◆ YOUR TASK: Search the entries below. Return every line that has "data" in it.

****************************************

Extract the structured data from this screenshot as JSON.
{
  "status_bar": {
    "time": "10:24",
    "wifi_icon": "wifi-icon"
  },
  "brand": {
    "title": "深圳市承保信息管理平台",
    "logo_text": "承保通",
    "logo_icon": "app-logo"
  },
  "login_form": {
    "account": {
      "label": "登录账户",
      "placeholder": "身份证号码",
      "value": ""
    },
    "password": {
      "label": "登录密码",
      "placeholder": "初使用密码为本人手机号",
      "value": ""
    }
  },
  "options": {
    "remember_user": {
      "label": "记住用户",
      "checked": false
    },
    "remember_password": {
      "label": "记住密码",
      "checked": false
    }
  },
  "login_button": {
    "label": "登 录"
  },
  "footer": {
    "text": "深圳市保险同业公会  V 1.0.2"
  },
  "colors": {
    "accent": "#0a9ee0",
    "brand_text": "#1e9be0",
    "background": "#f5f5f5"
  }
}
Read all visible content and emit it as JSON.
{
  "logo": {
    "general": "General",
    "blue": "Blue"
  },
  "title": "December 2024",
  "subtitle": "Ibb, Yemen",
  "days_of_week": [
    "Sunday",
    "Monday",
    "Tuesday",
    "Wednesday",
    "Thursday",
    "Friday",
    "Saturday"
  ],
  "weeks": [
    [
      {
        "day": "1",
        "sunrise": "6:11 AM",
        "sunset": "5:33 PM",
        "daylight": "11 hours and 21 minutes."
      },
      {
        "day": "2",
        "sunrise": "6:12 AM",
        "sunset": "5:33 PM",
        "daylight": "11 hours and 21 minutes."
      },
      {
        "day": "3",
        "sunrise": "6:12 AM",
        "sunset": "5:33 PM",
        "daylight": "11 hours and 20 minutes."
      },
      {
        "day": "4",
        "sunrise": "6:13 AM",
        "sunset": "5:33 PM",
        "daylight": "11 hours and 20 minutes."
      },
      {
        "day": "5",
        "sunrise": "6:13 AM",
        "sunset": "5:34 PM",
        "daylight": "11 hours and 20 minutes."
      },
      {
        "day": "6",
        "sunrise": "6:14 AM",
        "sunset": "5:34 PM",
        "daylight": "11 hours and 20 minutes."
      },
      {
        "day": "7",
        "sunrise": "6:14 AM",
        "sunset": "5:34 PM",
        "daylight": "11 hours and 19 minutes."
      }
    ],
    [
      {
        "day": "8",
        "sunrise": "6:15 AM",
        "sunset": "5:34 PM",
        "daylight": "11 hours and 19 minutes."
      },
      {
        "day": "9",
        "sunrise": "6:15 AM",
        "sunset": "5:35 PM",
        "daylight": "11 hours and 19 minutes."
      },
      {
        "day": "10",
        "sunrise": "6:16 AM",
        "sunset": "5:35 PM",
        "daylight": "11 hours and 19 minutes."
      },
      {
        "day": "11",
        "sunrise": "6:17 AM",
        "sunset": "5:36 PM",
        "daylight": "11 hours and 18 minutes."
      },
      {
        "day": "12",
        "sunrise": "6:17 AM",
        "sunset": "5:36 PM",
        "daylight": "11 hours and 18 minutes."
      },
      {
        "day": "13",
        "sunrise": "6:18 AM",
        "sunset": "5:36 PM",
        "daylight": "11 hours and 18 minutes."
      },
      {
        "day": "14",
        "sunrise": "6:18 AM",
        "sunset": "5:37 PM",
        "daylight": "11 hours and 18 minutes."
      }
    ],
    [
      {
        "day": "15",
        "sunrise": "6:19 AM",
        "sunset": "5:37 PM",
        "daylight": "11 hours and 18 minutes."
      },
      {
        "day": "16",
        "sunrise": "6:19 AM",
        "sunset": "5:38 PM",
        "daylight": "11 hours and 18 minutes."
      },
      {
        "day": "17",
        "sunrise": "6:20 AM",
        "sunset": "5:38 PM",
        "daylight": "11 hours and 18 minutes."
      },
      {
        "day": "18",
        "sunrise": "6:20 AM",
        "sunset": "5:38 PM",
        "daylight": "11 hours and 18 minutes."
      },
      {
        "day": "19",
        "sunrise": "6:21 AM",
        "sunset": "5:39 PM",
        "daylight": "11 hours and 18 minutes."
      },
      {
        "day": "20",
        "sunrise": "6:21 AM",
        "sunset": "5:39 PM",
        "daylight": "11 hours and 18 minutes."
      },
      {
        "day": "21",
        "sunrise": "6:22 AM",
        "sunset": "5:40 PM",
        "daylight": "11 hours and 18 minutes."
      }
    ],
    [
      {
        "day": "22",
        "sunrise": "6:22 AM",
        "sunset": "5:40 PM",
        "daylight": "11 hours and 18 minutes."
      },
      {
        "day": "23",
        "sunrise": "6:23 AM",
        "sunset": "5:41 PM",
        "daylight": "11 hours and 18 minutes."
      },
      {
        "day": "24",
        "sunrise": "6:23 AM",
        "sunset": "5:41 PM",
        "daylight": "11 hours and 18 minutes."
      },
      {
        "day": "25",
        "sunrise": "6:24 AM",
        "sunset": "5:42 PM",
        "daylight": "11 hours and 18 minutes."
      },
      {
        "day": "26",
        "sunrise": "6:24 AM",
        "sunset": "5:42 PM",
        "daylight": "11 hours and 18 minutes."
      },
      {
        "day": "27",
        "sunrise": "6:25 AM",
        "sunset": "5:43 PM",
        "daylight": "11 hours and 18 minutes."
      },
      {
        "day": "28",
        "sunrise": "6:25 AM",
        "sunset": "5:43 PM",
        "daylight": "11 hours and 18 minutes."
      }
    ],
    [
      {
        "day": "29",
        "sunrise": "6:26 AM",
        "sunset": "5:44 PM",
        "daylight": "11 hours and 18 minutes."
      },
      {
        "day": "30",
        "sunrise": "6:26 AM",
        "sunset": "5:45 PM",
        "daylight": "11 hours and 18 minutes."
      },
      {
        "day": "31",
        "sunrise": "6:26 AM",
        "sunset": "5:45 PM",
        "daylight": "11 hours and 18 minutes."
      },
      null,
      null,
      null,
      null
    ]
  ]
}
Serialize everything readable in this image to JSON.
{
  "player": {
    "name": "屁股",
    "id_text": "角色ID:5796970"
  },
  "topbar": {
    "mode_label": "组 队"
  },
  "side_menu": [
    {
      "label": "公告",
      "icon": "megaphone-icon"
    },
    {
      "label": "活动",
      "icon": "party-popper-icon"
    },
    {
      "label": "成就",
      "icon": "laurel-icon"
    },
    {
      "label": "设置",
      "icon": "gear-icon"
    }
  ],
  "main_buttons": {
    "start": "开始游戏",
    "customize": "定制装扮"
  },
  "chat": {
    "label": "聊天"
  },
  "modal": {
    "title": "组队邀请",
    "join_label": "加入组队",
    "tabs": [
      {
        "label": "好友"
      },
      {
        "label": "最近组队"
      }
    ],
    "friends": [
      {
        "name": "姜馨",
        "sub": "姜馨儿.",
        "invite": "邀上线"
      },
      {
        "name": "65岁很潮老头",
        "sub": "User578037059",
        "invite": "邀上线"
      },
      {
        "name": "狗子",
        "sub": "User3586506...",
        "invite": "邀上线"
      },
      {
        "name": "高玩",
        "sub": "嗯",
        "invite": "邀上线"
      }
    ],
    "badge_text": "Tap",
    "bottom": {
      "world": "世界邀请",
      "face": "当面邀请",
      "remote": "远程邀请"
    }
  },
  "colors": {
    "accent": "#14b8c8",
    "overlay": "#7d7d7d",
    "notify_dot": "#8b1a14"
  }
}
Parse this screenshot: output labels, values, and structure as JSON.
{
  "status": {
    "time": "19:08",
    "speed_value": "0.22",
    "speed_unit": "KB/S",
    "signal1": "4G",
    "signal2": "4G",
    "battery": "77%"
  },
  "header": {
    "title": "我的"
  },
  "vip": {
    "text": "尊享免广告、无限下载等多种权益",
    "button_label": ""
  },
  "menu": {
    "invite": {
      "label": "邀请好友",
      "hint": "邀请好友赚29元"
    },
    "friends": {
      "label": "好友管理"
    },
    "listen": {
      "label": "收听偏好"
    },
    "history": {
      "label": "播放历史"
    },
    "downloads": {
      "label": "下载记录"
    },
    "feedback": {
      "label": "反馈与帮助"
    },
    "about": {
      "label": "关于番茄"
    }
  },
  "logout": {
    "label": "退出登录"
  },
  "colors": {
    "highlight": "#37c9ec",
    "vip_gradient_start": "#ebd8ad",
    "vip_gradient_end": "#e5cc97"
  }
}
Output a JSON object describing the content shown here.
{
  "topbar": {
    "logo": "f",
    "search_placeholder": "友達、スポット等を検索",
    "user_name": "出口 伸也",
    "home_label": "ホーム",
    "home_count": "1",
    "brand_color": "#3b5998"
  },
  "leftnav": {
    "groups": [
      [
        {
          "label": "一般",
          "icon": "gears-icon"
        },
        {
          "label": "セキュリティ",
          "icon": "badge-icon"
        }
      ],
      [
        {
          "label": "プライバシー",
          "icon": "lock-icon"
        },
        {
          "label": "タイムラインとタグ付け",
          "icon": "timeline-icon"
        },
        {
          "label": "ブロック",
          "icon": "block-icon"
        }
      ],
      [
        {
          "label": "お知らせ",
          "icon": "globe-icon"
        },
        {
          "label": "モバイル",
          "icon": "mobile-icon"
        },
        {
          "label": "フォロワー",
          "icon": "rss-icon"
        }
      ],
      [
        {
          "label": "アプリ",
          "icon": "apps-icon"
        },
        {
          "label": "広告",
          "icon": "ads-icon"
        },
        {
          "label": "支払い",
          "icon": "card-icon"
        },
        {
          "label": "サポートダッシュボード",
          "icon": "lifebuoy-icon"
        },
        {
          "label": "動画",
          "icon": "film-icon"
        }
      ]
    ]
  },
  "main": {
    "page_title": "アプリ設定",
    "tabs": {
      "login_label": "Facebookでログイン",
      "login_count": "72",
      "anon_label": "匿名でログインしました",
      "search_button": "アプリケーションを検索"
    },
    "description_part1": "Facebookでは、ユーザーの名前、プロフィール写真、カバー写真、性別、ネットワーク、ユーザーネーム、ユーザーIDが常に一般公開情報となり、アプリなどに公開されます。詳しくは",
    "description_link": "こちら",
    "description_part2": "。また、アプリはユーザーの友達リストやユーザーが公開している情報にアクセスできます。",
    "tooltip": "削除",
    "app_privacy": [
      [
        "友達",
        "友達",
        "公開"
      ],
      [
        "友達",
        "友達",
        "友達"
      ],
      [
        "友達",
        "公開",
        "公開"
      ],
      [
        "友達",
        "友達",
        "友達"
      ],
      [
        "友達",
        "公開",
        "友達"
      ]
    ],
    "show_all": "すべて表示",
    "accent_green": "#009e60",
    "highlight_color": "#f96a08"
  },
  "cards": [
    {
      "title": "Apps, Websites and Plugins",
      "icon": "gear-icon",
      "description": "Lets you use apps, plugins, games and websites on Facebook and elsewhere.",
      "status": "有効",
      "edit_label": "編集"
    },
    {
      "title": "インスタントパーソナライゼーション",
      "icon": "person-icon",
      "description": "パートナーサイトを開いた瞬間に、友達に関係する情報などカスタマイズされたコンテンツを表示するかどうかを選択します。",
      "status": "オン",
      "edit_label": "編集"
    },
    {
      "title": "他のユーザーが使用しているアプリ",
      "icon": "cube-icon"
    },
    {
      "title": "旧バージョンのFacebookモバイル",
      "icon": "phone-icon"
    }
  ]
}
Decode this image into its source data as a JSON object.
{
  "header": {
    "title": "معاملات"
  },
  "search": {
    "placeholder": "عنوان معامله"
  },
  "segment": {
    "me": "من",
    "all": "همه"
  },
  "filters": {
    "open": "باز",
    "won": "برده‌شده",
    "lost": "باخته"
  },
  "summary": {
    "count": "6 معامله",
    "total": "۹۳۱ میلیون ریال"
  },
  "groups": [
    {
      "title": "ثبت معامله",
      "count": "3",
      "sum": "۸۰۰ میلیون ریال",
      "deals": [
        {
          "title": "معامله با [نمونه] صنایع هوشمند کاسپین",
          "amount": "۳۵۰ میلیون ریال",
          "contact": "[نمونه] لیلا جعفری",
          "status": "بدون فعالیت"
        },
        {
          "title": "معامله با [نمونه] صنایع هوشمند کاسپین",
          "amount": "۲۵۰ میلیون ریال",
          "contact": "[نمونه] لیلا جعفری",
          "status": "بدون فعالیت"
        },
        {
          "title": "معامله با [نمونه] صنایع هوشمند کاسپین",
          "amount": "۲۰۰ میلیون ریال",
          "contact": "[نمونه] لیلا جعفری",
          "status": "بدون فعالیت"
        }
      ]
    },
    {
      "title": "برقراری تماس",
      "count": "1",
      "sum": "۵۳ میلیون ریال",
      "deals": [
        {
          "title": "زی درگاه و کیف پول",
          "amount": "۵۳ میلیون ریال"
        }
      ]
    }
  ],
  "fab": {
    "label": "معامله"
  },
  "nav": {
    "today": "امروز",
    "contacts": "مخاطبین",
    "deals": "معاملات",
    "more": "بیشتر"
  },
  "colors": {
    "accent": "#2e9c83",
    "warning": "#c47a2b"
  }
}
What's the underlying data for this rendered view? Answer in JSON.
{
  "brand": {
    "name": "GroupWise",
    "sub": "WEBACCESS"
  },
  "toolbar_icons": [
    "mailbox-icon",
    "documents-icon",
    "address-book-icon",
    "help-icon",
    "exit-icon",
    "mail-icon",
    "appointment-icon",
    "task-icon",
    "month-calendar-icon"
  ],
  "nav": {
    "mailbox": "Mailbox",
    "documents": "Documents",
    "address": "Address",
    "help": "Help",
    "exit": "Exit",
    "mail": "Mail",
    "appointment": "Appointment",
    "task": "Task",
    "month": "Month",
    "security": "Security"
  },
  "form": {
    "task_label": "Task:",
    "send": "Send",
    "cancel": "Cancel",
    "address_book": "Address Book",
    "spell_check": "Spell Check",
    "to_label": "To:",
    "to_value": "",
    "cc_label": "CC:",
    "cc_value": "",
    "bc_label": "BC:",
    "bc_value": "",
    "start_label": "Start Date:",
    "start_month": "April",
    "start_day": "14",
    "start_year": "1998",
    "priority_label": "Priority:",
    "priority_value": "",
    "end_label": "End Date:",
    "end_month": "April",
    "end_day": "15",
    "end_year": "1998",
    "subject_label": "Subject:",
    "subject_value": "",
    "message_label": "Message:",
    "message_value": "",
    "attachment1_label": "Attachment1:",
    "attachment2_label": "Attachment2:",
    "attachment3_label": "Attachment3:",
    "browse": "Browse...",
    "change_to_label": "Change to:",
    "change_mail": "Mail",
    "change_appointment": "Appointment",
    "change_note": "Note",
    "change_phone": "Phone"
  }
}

****************************************

◆ THE OUTPUT:
Extract the structured data from this screenshot as JSON.
Decode this image into its source data as a JSON object.
What's the underlying data for this rendered view? Answer in JSON.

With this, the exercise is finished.